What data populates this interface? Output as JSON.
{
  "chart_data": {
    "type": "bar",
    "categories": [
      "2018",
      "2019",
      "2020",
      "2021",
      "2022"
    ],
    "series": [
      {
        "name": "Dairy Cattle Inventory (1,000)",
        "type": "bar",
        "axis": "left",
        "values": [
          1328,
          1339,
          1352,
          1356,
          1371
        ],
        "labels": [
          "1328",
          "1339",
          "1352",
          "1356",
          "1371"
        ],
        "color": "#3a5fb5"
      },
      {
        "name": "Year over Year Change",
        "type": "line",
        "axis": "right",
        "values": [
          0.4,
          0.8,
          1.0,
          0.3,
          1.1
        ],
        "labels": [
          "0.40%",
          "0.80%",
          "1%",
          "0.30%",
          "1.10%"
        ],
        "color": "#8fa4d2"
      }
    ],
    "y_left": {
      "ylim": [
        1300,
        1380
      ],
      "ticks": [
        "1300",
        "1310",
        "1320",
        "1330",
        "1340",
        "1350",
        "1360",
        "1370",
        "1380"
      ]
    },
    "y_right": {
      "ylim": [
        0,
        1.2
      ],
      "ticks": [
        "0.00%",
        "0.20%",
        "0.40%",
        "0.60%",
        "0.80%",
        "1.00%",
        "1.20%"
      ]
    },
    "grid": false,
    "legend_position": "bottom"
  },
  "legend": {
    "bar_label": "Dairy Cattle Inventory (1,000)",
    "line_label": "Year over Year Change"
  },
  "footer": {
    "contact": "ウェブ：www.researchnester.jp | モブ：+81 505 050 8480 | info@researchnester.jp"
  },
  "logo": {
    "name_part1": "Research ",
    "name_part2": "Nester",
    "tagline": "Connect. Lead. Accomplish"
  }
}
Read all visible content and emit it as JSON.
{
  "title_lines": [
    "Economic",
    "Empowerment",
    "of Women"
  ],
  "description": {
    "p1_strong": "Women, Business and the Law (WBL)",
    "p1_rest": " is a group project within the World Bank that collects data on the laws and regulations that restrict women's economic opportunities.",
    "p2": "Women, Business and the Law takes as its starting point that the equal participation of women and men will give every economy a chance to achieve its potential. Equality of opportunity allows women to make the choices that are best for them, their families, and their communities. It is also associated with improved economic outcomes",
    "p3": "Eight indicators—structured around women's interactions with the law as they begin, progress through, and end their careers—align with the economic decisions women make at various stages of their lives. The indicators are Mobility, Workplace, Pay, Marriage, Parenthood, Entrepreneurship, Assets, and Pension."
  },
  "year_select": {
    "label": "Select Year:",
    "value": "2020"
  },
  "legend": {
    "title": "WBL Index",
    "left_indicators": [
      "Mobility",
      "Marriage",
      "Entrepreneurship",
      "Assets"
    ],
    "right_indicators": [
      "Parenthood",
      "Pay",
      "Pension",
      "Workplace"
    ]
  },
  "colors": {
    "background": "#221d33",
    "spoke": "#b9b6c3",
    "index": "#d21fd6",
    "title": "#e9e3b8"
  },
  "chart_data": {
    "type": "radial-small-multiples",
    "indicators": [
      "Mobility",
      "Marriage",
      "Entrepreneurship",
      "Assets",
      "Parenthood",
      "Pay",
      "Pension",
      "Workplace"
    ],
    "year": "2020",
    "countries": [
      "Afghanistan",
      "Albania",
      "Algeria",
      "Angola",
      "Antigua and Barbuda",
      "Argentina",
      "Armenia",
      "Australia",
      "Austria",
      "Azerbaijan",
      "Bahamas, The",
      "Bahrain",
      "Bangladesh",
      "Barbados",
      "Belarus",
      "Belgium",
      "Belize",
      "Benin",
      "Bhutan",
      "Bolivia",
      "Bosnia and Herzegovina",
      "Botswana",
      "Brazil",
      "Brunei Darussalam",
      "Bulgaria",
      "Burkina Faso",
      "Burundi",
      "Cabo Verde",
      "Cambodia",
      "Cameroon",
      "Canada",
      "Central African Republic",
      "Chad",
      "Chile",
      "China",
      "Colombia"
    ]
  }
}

_Work to complete_
Write out every record verbatim.

_Written solution_
What data populates this interface? Output as JSON.
{
  "chart_data": {
    "type": "bar",
    "categories": [
      "2018",
      "2019",
      "2020",
      "2021",
      "2022"
    ],
    "series": [
      {
        "name": "Dairy Cattle Inventory (1,000)",
        "type": "bar",
        "axis": "left",
        "values": [
          1328,
          1339,
          1352,
          1356,
          1371
        ],
        "labels": [
          "1328",
          "1339",
          "1352",
          "1356",
          "1371"
        ],
        "color": "#3a5fb5"
      },
      {
        "name": "Year over Year Change",
        "type": "line",
        "axis": "right",
        "values": [
          0.4,
          0.8,
          1.0,
          0.3,
          1.1
        ],
        "labels": [
          "0.40%",
          "0.80%",
          "1%",
          "0.30%",
          "1.10%"
        ],
        "color": "#8fa4d2"
      }
    ],
    "y_left": {
      "ylim": [
        1300,
        1380
      ],
      "ticks": [
        "1300",
        "1310",
        "1320",
        "1330",
        "1340",
        "1350",
        "1360",
        "1370",
        "1380"
      ]
    },
    "y_right": {
      "ylim": [
        0,
        1.2
      ],
      "ticks": [
        "0.00%",
        "0.20%",
        "0.40%",
        "0.60%",
        "0.80%",
        "1.00%",
        "1.20%"
      ]
    },
    "grid": false,
    "legend_position": "bottom"
  },
  "legend": {
    "bar_label": "Dairy Cattle Inventory (1,000)",
    "line_label": "Year over Year Change"
  },
  "footer": {
    "contact": "ウェブ：www.researchnester.jp | モブ：+81 505 050 8480 | info@researchnester.jp"
  },
  "logo": {
    "name_part1": "Research ",
    "name_part2": "Nester",
    "tagline": "Connect. Lead. Accomplish"
  }
}
Read all visible content and emit it as JSON.
{
  "title_lines": [
    "Economic",
    "Empowerment",
    "of Women"
  ],
  "description": {
    "p1_strong": "Women, Business and the Law (WBL)",
    "p1_rest": " is a group project within the World Bank that collects data on the laws and regulations that restrict women's economic opportunities.",
    "p2": "Women, Business and the Law takes as its starting point that the equal participation of women and men will give every economy a chance to achieve its potential. Equality of opportunity allows women to make the choices that are best for them, their families, and their communities. It is also associated with improved economic outcomes",
    "p3": "Eight indicators—structured around women's interactions with the law as they begin, progress through, and end their careers—align with the economic decisions women make at various stages of their lives. The indicators are Mobility, Workplace, Pay, Marriage, Parenthood, Entrepreneurship, Assets, and Pension."
  },
  "year_select": {
    "label": "Select Year:",
    "value": "2020"
  },
  "legend": {
    "title": "WBL Index",
    "left_indicators": [
      "Mobility",
      "Marriage",
      "Entrepreneurship",
      "Assets"
    ],
    "right_indicators": [
      "Parenthood",
      "Pay",
      "Pension",
      "Workplace"
    ]
  },
  "colors": {
    "background": "#221d33",
    "spoke": "#b9b6c3",
    "index": "#d21fd6",
    "title": "#e9e3b8"
  },
  "chart_data": {
    "type": "radial-small-multiples",
    "indicators": [
      "Mobility",
      "Marriage",
      "Entrepreneurship",
      "Assets",
      "Parenthood",
      "Pay",
      "Pension",
      "Workplace"
    ],
    "year": "2020",
    "countries": [
      "Afghanistan",
      "Albania",
      "Algeria",
      "Angola",
      "Antigua and Barbuda",
      "Argentina",
      "Armenia",
      "Australia",
      "Austria",
      "Azerbaijan",
      "Bahamas, The",
      "Bahrain",
      "Bangladesh",
      "Barbados",
      "Belarus",
      "Belgium",
      "Belize",
      "Benin",
      "Bhutan",
      "Bolivia",
      "Bosnia and Herzegovina",
      "Botswana",
      "Brazil",
      "Brunei Darussalam",
      "Bulgaria",
      "Burkina Faso",
      "Burundi",
      "Cabo Verde",
      "Cambodia",
      "Cameroon",
      "Canada",
      "Central African Republic",
      "Chad",
      "Chile",
      "China",
      "Colombia"
    ]
  }
}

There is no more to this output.